Au travers de ces situations, Paik envisageait une télévision participative où l’action du spectateur était encouragée par des assistants. Par le biais du feedback et de la configuration autre des circuits électroniques, l’intégration d’une réponse n’était pas envisagée selon un mode unidirectionnel, mais plutôt comme une distorsion analogue au retournement du ruban de Möbius. Alors même que les schèmes d’usage proposés par les installations de Paik paraissent a priori relativement limités, un champ reste ouvert pour penser la complexité des enjeux liés à la disposition des agencements techniques. Le principe de mouvement était également considéré à l’échelle du flux instable d’électrons ou d’ondes qui résistent à toute fixation, bien qu’ils puissent être reconfigurés au travers d’un système de chocs aléatoires. Les intermittences d’une réception pauvre et momentanée, tout en dédoublant les niveaux de lecture de l’image, rendaient compte simultanément de la diffusion d’un programme de télévision donné, et en parallèle, donnaient à voir les interférences entre différentes sources. Bien que nous ne puissions aujourd’hui plus en faire l’expérience, l’enchaînement d’appareils aux conjonctions syncopées proposait des pistes de réflexion pour penser la dissociation entre émetteur et récepteur. Ces rapports ont été déplacés deux ans plus tard, lorsqu’apparaissent sur le marché en 1965 les premières caméras vidéo portables Sony. En 1969, dans le cadre de l’émission artistique proposée par la chaîne de télévision WGBH-TV, Paik a réinvesti les questions d’une télévision participative au travers de sa proposition intitulée Electronic Opera No. 1, incitant le public à fermer les yeux sur les images d’une danseuse nue, des traits déformés de Nixon ainsi que d’autres séquences dont des motifs abstraits. Intéressé par la question du montage et souhaitant pouvoir mixer sept différentes sources visuelles et sonores simultanément, il élabore, en collaboration avec l’ingénieur Shuya Abe, un synthétiseur vidéo permettant de travailler les couleurs, contrastes et luminosité.

▬▬▬

Liste des consignes ▸
[1] Retranscrivez sans aucune modification toutes les lignes des entrées du bloc 1 ci-dessous.
[2] Prolongez le texte sur Paik et la télévision participative à partir de sa dernière phrase.

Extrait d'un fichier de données
▬▬▬

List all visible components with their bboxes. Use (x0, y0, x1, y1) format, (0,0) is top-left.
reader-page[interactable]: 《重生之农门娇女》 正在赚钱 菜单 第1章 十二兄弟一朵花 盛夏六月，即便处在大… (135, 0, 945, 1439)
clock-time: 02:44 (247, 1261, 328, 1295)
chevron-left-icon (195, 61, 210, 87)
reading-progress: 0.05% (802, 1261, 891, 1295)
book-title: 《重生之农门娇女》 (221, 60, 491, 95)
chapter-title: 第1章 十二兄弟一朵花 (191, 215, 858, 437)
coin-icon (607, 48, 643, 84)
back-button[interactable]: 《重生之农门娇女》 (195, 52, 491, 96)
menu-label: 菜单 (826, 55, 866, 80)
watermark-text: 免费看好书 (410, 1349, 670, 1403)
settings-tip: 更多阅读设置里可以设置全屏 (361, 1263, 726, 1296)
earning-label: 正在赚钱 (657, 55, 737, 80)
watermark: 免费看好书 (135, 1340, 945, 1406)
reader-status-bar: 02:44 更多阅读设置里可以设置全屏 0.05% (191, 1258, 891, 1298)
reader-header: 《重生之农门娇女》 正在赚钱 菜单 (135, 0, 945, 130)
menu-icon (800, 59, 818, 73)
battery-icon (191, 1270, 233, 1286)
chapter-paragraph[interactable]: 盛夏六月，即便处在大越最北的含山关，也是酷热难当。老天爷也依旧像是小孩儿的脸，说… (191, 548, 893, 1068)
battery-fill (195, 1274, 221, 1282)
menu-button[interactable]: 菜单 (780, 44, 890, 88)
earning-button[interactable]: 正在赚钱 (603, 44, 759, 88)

▬▬▬

Corrigé de l'exercice ▸
[1]
List all visible components with their bboxes. Use (x0, y0, x1, y1) format, (0,0) is top-left.
reader-page[interactable]: 《重生之农门娇女》 正在赚钱 菜单 第1章 十二兄弟一朵花 盛夏六月，即便处在大… (135, 0, 945, 1439)
clock-time: 02:44 (247, 1261, 328, 1295)
chevron-left-icon (195, 61, 210, 87)
reading-progress: 0.05% (802, 1261, 891, 1295)
book-title: 《重生之农门娇女》 (221, 60, 491, 95)
chapter-title: 第1章 十二兄弟一朵花 (191, 215, 858, 437)
coin-icon (607, 48, 643, 84)
back-button[interactable]: 《重生之农门娇女》 (195, 52, 491, 96)
menu-label: 菜单 (826, 55, 866, 80)
watermark-text: 免费看好书 (410, 1349, 670, 1403)
settings-tip: 更多阅读设置里可以设置全屏 (361, 1263, 726, 1296)
earning-label: 正在赚钱 (657, 55, 737, 80)
watermark: 免费看好书 (135, 1340, 945, 1406)
reader-status-bar: 02:44 更多阅读设置里可以设置全屏 0.05% (191, 1258, 891, 1298)
reader-header: 《重生之农门娇女》 正在赚钱 菜单 (135, 0, 945, 130)
menu-icon (800, 59, 818, 73)
battery-icon (191, 1270, 233, 1286)
chapter-paragraph[interactable]: 盛夏六月，即便处在大越最北的含山关，也是酷热难当。老天爷也依旧像是小孩儿的脸，说… (191, 548, 893, 1068)
battery-fill (195, 1274, 221, 1282)
menu-button[interactable]: 菜单 (780, 44, 890, 88)
earning-button[interactable]: 正在赚钱 (603, 44, 759, 88)

[2]
Si Exposition of Music – Electronic Television a reconsidéré les scènes du concert et du happening à partir du format de l’exposition artistique, la réappropriation de ces questions dans les années 90 témoigne de la volonté d’artistes contemporains de repartir de modèles issus des années 60 pour envisager l’espace de monstration comme le théâtre d’interactions sociales. Cependant, les enjeux d’un tel retour et changement de contexte sont à interroger. En effet, plutôt que de prendre de l’ampleur, l’articulation du temps et de l’espace tend à s’aplanir. En attestent les propos de l’essayiste Nicolas Bourriaud qui définit l’« art relationnel » comme un espace unifié : « je perçois, je commente, je me déplace dans un seul et même espace-temps. »22
En repartant de références culturelles communes principalement induites par l’industrie cinématographique, l’artiste français Pierre Huyghe déplace le dispositif de projection propre à la salle de cinéma dans le contexte d’une exposition artistique, en vue de mettre en scène un espace critique. Dans son travail filmique et vidéo, la problématique de l’instrumentalisation des individus dans une économie de production est abordée par le biais de l’interprétation d’un rôle. Blanche-Neige Lucie (1997, projection vidéo, film super 16/35mm transféré sur Master Beta numérique, stéréo, 4’) est le premier film de Pierre Huyghe produit par la société de production Anna Sanders Films, structure présentée par le collectif d’artistes comme une mise en abyme des enjeux psychologiques et politiques du travail au sein de l’industrie cinématographique.
Pierre Huyghe, Blanche-Neige Lucie, 1997, still, vidéoprojection, S-16/35 mm transféré sur Master Beta digital, stéréo, 4', production Anna Sanders Films, ©Pierre Huyghe et la Galerie Marian Goodman, Paris/ New York.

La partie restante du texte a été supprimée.